→ Problem to solve: Copy every line of the data in which the word "title" occurs.

BEGIN Given records

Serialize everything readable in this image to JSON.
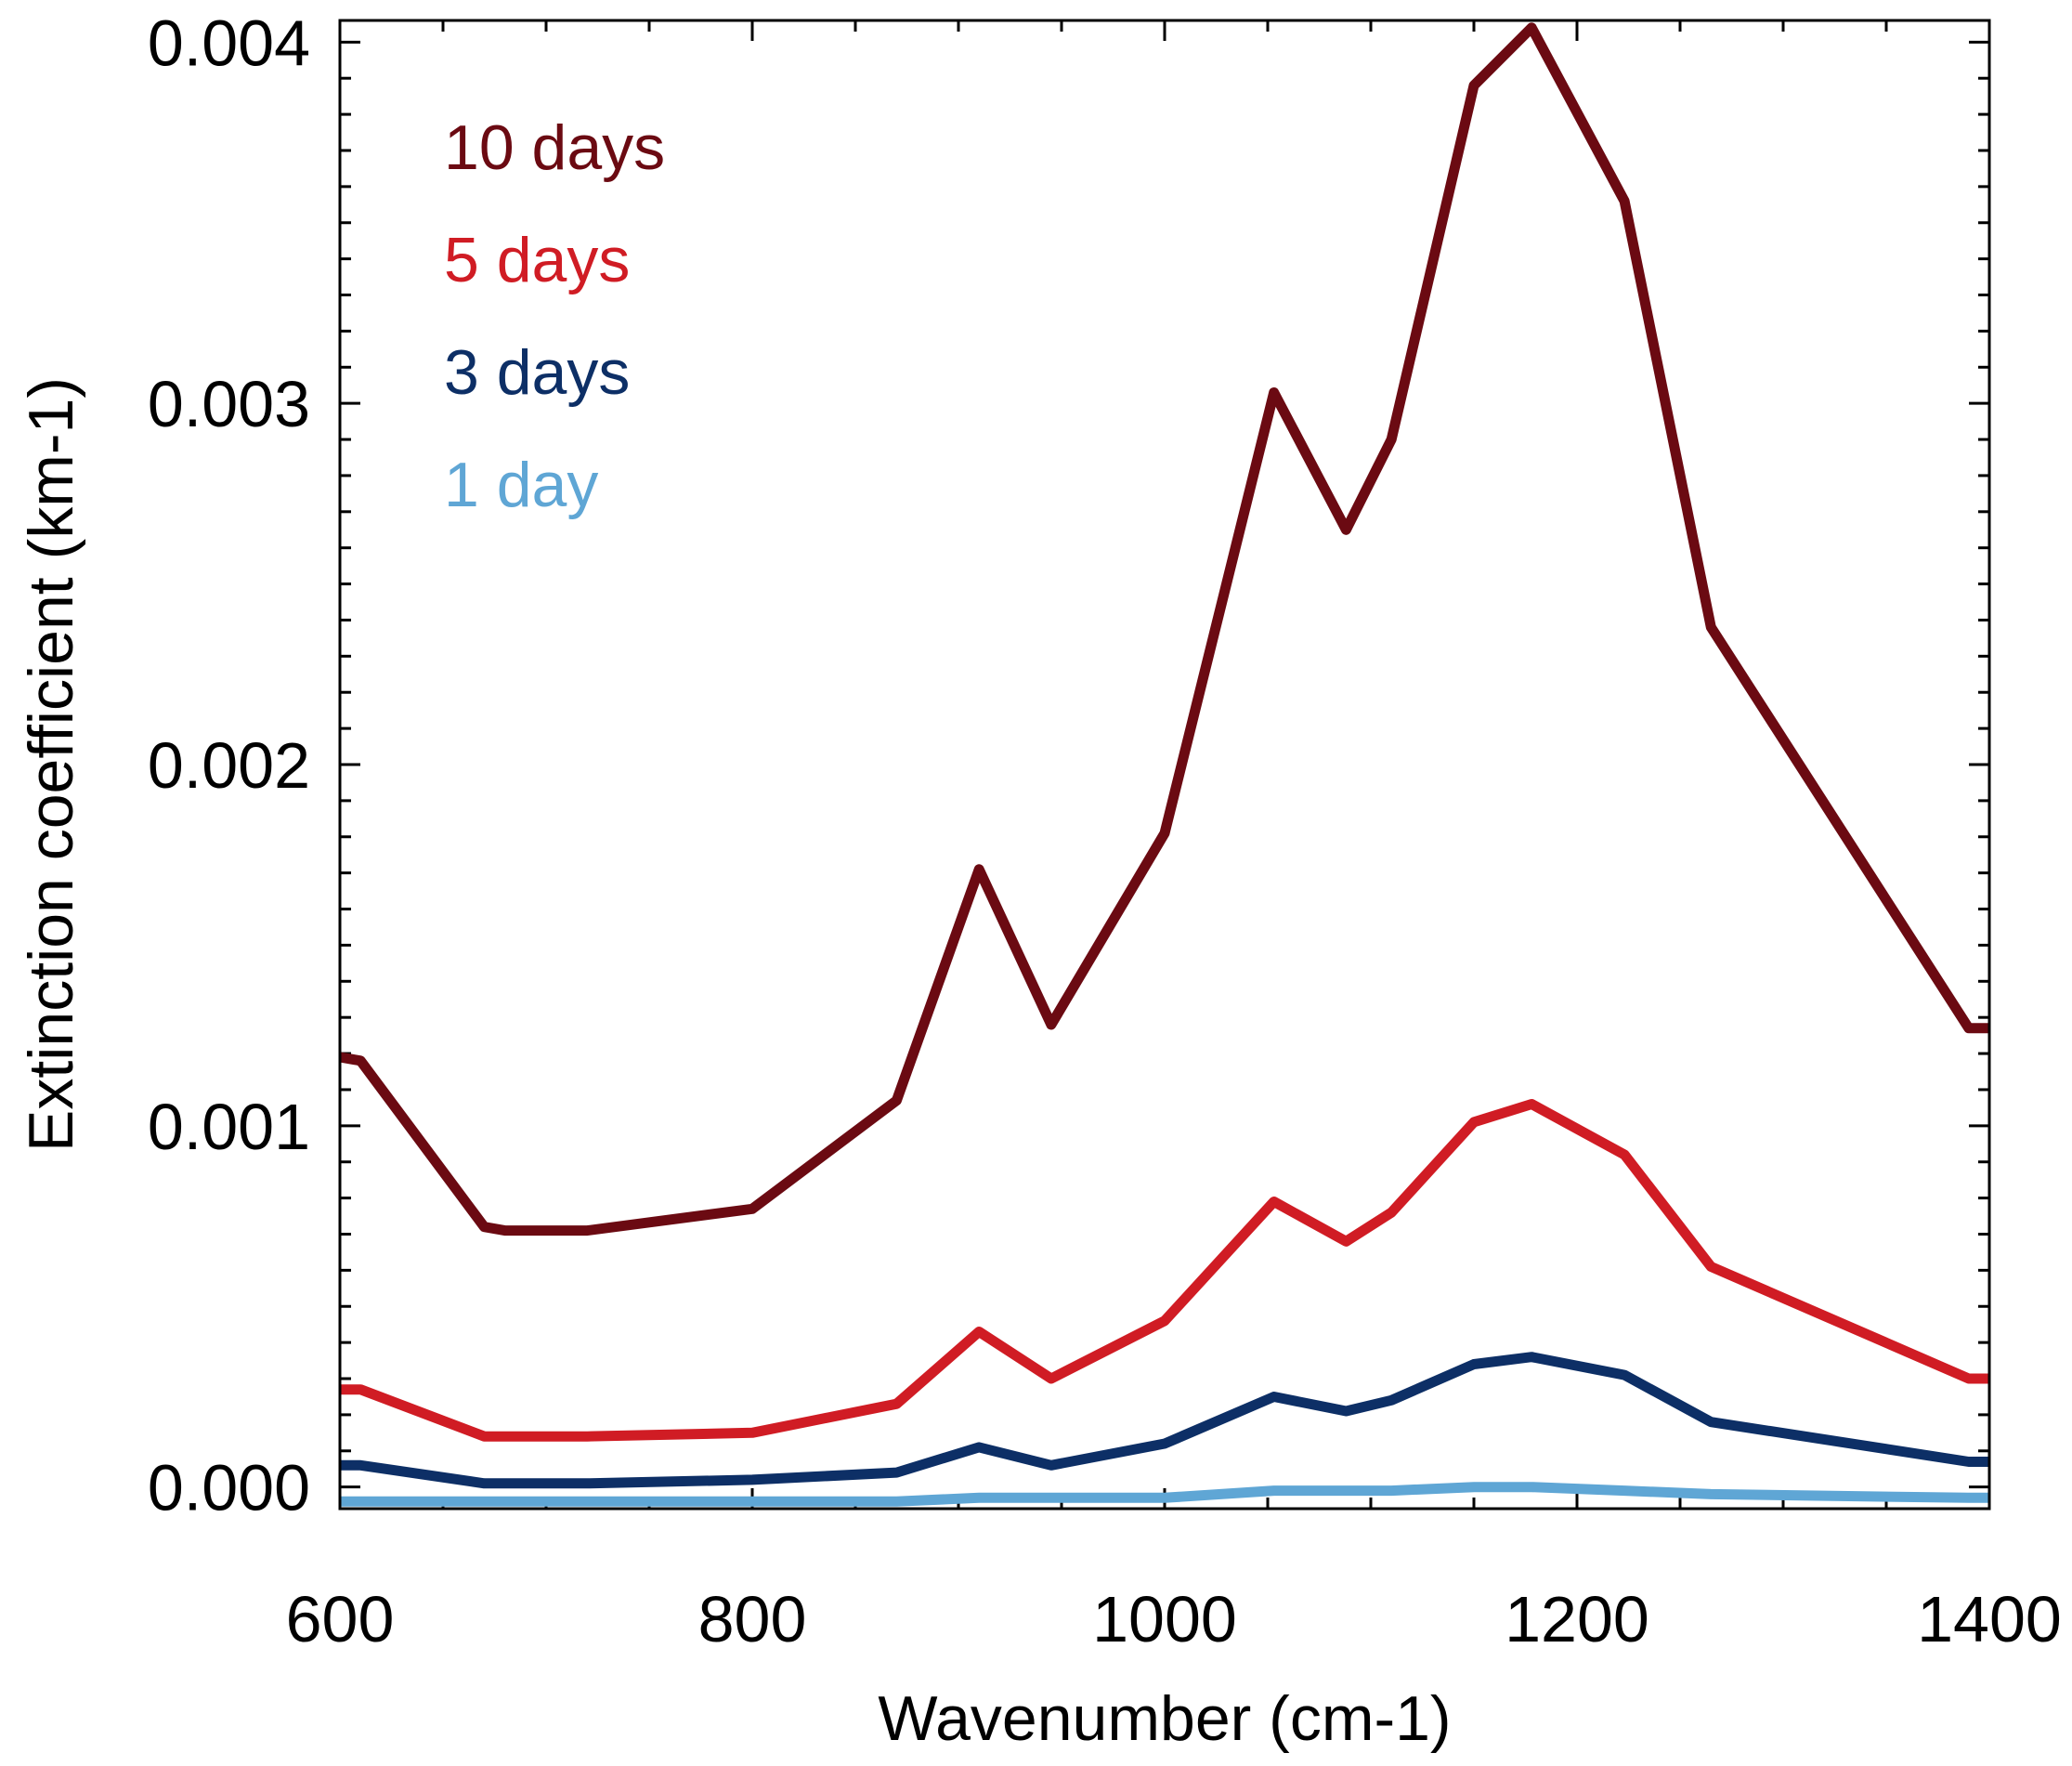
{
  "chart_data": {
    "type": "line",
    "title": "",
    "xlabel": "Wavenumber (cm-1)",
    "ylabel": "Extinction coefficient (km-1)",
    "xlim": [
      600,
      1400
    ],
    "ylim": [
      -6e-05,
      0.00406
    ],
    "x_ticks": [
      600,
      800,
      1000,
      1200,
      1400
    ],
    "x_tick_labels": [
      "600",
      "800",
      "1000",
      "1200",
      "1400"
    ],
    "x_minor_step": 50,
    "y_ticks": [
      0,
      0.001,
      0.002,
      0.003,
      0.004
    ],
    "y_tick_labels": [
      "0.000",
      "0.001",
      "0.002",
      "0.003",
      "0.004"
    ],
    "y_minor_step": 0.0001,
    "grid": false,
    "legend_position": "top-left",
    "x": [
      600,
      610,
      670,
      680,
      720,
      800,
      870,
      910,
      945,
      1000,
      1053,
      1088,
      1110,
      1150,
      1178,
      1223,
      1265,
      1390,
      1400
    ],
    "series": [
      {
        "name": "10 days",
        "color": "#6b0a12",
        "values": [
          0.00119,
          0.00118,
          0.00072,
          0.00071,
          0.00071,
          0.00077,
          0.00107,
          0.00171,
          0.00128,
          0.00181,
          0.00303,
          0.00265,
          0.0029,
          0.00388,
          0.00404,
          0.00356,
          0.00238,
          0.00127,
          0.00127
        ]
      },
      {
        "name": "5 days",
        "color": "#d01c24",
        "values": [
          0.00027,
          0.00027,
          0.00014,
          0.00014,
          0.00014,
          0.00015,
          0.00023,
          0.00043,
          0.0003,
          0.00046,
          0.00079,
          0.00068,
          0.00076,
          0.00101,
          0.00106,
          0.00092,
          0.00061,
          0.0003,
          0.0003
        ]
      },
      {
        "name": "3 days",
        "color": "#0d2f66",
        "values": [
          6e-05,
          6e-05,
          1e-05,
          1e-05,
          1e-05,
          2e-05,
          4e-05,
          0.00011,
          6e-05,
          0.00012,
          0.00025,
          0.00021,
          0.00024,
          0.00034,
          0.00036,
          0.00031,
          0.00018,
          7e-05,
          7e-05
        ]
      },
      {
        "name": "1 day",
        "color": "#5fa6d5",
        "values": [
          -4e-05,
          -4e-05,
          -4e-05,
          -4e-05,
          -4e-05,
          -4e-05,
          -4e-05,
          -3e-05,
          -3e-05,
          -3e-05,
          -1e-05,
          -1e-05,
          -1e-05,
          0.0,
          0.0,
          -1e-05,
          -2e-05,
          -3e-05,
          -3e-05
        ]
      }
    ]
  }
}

END Given records
BEGIN Given records

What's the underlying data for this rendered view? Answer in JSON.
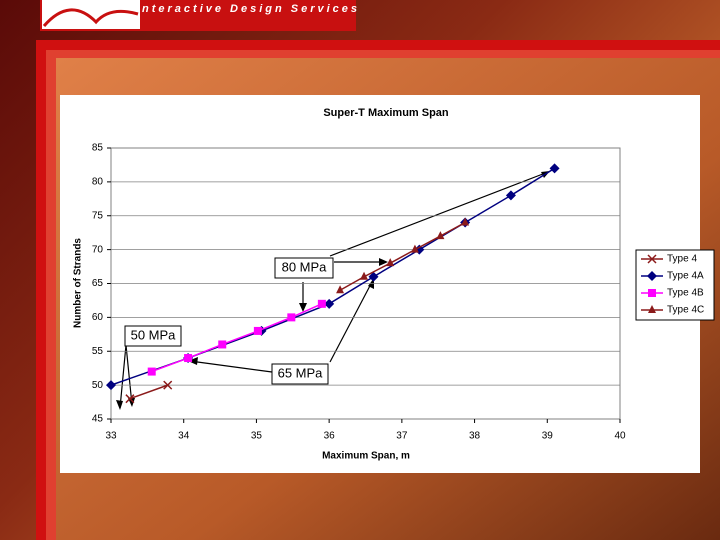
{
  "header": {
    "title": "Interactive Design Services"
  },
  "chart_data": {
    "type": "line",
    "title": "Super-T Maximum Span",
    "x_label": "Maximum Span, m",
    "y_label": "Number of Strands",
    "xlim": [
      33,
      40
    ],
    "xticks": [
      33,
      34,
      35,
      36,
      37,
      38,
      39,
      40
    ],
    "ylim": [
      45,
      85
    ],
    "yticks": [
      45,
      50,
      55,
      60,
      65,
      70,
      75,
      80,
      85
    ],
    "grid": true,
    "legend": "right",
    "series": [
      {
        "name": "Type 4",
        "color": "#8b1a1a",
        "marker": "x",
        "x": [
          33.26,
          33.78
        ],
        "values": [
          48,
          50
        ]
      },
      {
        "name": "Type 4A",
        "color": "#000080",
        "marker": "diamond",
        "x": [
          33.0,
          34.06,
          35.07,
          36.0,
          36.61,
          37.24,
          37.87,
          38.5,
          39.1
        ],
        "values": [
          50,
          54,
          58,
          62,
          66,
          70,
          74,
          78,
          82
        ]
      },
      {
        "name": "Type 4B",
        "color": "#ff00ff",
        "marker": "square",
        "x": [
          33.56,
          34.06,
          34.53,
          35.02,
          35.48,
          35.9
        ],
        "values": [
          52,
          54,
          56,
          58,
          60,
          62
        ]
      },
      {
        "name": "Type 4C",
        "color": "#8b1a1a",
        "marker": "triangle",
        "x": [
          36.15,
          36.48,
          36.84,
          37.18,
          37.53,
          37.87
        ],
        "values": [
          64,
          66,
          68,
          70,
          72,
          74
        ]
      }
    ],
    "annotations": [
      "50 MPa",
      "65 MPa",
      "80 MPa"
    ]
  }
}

END Given records
BEGIN Given records

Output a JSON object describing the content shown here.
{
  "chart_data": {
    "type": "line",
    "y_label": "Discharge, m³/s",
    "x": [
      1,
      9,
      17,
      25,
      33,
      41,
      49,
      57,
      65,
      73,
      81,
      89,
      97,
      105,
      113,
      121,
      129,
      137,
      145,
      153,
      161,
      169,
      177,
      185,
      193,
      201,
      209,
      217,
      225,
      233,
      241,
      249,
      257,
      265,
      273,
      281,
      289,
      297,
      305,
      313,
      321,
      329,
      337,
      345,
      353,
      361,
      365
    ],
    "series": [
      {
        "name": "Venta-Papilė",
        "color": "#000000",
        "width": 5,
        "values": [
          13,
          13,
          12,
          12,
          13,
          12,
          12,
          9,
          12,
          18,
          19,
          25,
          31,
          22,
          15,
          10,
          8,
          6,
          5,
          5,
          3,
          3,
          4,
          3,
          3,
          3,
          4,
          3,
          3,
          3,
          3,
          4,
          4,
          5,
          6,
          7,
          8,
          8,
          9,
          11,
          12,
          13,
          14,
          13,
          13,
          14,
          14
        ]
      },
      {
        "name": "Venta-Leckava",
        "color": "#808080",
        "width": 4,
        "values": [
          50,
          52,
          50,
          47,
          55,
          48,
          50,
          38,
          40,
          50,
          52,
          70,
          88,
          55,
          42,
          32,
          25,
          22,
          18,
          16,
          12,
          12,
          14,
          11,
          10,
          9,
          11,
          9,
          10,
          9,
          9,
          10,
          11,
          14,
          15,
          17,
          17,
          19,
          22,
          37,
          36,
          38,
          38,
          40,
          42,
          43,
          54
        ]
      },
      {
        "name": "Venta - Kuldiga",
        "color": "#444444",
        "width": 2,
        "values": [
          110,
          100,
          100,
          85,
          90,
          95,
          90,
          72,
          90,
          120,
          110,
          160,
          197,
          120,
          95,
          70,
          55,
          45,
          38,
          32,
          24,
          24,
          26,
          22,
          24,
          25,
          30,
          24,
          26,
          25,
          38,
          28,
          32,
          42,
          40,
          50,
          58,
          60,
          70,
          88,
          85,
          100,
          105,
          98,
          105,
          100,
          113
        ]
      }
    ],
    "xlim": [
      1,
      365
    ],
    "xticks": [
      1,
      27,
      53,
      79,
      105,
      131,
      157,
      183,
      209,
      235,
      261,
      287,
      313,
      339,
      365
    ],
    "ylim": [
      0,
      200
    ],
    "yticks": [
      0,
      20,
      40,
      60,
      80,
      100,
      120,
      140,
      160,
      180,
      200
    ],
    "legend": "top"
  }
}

END Given records

→ Written answer:
    "title": "",
    "title": "Interactive Design Services"
    "title": "Super-T Maximum Span",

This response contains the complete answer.